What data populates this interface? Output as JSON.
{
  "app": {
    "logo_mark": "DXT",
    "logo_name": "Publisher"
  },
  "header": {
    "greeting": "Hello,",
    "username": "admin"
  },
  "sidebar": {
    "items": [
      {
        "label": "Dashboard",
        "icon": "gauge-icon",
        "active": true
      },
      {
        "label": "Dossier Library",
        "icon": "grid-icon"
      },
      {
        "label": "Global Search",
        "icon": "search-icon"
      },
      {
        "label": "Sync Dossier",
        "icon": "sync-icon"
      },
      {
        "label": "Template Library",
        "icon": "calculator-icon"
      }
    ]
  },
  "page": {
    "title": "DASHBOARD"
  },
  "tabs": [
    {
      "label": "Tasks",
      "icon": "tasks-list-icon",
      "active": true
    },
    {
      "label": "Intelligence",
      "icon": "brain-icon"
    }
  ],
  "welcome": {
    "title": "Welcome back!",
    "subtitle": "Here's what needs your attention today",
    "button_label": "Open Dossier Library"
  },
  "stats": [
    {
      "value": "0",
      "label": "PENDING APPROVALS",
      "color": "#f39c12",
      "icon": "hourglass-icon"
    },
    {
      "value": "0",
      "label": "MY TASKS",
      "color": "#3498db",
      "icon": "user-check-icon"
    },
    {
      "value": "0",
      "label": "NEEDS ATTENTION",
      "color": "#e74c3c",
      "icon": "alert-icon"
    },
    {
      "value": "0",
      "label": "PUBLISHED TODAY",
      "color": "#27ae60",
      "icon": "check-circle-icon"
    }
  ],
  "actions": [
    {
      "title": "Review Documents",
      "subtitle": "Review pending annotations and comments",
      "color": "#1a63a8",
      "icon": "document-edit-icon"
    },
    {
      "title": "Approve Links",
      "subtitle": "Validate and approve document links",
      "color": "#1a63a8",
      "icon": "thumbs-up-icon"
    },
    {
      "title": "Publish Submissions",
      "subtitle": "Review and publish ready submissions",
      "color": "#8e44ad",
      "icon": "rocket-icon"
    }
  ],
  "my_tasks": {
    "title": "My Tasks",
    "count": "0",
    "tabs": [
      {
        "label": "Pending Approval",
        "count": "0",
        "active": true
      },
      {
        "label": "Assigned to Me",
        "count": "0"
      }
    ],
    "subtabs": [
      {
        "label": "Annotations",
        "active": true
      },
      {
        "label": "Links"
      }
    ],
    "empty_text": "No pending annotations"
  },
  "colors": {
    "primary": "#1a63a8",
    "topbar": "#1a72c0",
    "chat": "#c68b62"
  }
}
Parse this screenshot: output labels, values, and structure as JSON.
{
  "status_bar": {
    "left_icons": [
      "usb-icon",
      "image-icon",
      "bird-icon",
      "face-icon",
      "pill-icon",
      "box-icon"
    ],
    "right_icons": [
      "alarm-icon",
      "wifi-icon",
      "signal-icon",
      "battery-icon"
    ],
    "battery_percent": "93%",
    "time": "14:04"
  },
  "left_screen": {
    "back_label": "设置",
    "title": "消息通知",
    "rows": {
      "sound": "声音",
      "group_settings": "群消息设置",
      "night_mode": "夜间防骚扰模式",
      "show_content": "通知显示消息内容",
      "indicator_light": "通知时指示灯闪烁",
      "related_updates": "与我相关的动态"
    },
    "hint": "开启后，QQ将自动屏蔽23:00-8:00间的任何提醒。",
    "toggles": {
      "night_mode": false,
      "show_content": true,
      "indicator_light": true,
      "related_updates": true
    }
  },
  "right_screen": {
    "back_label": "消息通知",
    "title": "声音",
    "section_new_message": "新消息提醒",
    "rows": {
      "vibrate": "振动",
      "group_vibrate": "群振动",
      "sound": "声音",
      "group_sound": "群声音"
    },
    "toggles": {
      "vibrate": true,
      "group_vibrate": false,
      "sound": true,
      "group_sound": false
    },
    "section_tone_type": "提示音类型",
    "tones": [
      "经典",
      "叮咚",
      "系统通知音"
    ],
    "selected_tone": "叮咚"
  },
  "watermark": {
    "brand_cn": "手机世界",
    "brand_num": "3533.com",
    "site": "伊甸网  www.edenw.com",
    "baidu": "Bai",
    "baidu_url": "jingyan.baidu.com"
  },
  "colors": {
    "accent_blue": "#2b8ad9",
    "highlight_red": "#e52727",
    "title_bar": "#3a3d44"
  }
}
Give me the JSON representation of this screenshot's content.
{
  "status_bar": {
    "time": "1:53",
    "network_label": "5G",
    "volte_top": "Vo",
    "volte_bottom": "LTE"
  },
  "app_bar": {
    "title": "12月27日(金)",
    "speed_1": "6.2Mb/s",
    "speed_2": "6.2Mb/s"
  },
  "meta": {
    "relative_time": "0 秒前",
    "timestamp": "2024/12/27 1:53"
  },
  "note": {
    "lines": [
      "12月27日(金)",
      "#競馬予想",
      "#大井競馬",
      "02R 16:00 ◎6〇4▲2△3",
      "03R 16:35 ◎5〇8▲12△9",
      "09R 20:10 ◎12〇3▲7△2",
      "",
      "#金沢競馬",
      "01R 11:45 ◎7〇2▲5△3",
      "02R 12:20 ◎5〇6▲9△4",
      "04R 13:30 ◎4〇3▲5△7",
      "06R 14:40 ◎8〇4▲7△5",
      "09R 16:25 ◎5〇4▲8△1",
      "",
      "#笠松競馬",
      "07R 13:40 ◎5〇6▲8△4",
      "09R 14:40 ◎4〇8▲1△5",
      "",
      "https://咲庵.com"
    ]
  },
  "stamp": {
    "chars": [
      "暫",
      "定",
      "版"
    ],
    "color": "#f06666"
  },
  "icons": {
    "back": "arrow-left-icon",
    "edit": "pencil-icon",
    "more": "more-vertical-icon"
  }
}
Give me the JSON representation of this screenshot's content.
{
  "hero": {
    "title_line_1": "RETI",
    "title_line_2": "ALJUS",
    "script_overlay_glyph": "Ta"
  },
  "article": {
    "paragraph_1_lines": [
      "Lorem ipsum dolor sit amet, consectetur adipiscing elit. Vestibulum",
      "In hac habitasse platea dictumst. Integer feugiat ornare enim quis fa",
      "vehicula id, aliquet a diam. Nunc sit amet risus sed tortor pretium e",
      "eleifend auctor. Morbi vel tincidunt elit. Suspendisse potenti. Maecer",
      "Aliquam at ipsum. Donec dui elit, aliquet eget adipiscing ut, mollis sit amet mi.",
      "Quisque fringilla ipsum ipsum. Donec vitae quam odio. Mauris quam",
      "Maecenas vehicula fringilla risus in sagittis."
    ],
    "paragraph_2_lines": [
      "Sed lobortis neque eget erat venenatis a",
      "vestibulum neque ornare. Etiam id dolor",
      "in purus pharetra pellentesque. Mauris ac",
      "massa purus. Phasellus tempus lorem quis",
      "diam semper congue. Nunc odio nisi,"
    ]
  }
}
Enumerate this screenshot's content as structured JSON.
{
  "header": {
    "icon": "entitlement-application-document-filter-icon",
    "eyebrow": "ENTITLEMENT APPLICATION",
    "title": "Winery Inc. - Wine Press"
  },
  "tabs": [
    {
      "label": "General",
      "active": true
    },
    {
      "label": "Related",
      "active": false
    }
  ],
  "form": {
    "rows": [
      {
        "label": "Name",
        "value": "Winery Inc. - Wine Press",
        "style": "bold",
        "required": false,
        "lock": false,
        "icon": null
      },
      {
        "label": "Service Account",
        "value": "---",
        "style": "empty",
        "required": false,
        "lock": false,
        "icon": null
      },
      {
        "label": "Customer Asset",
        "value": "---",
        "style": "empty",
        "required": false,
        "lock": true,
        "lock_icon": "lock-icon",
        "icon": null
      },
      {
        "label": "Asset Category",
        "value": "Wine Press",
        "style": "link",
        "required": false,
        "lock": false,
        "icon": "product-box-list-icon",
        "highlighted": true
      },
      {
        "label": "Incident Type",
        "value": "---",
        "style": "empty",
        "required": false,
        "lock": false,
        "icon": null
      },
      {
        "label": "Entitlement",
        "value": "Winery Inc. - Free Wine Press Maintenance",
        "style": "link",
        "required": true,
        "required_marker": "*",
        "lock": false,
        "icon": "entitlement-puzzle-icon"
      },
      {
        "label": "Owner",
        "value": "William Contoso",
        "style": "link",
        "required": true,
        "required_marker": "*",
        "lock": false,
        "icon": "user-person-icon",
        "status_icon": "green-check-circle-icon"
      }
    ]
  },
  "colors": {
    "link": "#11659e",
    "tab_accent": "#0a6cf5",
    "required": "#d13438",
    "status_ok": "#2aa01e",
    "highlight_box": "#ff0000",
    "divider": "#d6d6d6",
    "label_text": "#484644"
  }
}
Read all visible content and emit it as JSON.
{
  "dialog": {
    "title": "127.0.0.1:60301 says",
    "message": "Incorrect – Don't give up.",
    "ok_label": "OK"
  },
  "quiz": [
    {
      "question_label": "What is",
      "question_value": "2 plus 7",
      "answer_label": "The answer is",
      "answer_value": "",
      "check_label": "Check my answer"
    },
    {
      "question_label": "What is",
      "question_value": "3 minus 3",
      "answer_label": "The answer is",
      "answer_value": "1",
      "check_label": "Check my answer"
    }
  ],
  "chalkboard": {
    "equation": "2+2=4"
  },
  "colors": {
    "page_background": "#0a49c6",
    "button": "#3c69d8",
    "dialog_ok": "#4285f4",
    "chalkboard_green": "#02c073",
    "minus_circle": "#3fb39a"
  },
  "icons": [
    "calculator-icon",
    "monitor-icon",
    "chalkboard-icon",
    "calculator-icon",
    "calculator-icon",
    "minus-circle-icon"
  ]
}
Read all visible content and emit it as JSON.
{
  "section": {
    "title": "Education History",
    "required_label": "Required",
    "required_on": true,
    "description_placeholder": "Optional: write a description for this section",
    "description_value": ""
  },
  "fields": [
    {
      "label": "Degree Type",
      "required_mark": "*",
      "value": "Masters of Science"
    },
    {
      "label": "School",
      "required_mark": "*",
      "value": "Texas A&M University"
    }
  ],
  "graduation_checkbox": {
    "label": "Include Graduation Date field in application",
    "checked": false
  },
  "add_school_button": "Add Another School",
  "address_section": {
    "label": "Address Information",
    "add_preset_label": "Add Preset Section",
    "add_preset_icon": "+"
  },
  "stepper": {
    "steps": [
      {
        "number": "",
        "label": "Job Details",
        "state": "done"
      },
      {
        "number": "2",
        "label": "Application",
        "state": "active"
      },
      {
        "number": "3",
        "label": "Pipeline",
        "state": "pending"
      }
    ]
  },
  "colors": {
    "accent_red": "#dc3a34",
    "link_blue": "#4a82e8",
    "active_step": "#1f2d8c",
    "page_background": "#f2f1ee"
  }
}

__WHAT IS REQUIRED__
List the lines of the material in which the word "Review" occurs.

__RESPONSE__
      "title": "Review Documents",
      "subtitle": "Review pending annotations and comments",
      "subtitle": "Review and publish ready submissions",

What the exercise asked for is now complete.